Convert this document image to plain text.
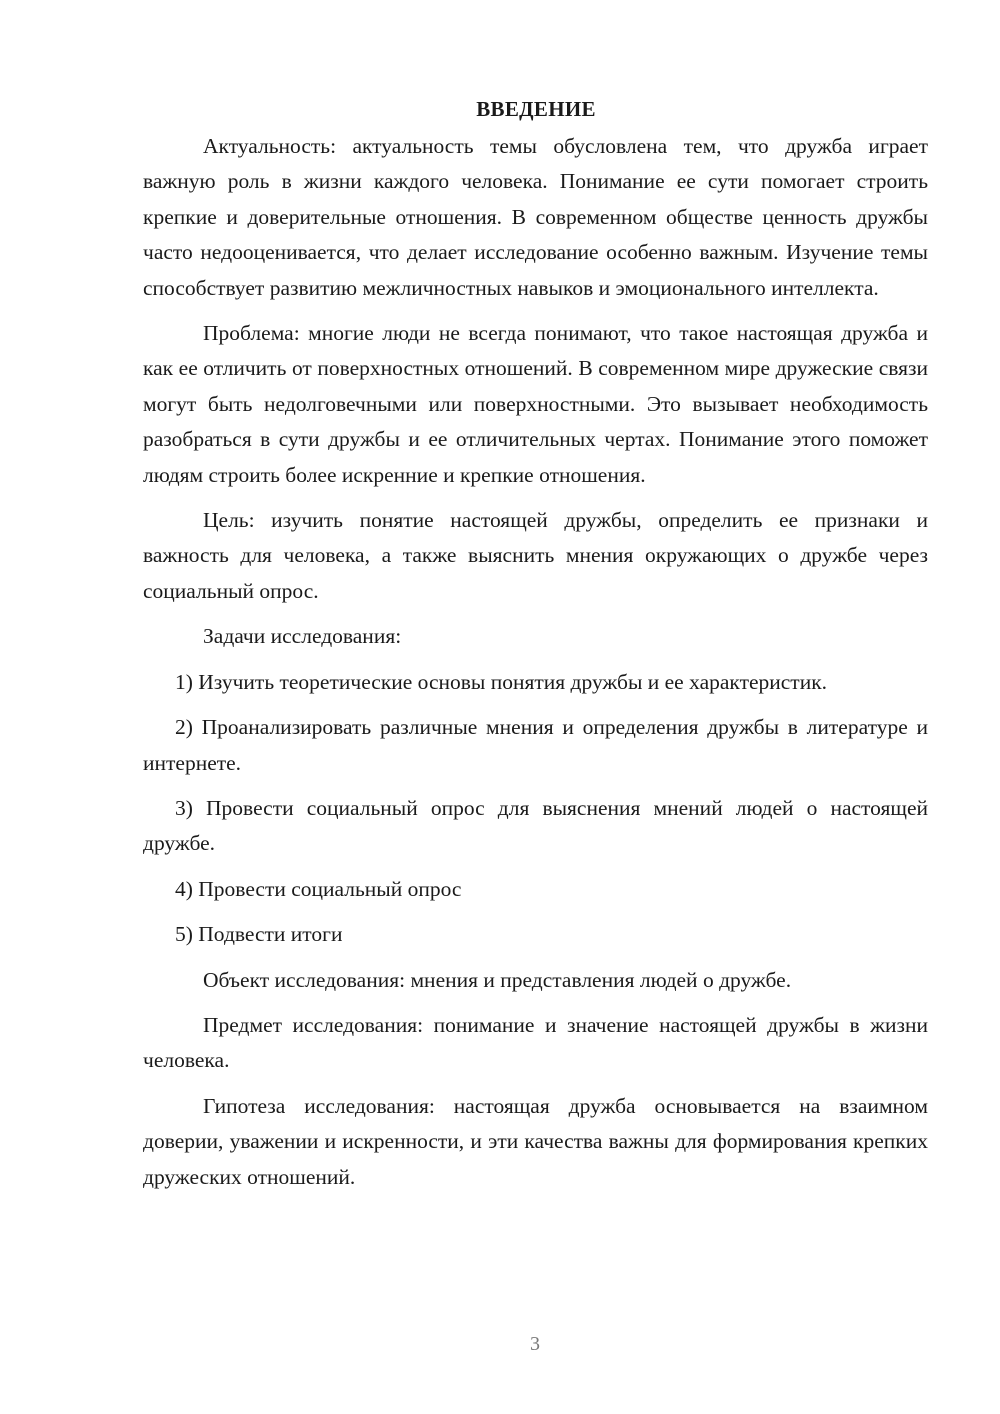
ВВЕДЕНИЕ

Актуальность: актуальность темы обусловлена тем, что дружба играет важную роль в жизни каждого человека. Понимание ее сути помогает строить крепкие и доверительные отношения. В современном обществе ценность дружбы часто недооценивается, что делает исследование особенно важным. Изучение темы способствует развитию межличностных навыков и эмоционального интеллекта.

Проблема: многие люди не всегда понимают, что такое настоящая дружба и как ее отличить от поверхностных отношений. В современном мире дружеские связи могут быть недолговечными или поверхностными. Это вызывает необходимость разобраться в сути дружбы и ее отличительных чертах. Понимание этого поможет людям строить более искренние и крепкие отношения.

Цель: изучить понятие настоящей дружбы, определить ее признаки и важность для человека, а также выяснить мнения окружающих о дружбе через социальный опрос.

Задачи исследования:

1) Изучить теоретические основы понятия дружбы и ее характеристик.

2) Проанализировать различные мнения и определения дружбы в литературе и интернете.

3) Провести социальный опрос для выяснения мнений людей о настоящей дружбе.

4) Провести социальный опрос

5) Подвести итоги

Объект исследования: мнения и представления людей о дружбе.

Предмет исследования: понимание и значение настоящей дружбы в жизни человека.

Гипотеза исследования: настоящая дружба основывается на взаимном доверии, уважении и искренности, и эти качества важны для формирования крепких дружеских отношений.

3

EXERCISE BRIEF:
Extract lines where the string "исследования" occurs.

PROBLEM SOLUTION:
Задачи исследования:
Объект исследования: мнения и представления людей о дружбе.
Предмет исследования: понимание и значение настоящей дружбы в жизни человека.
Гипотеза исследования: настоящая дружба основывается на взаимном доверии, уважении и искренности, и эти качества важны для формирования крепких дружеских отношений.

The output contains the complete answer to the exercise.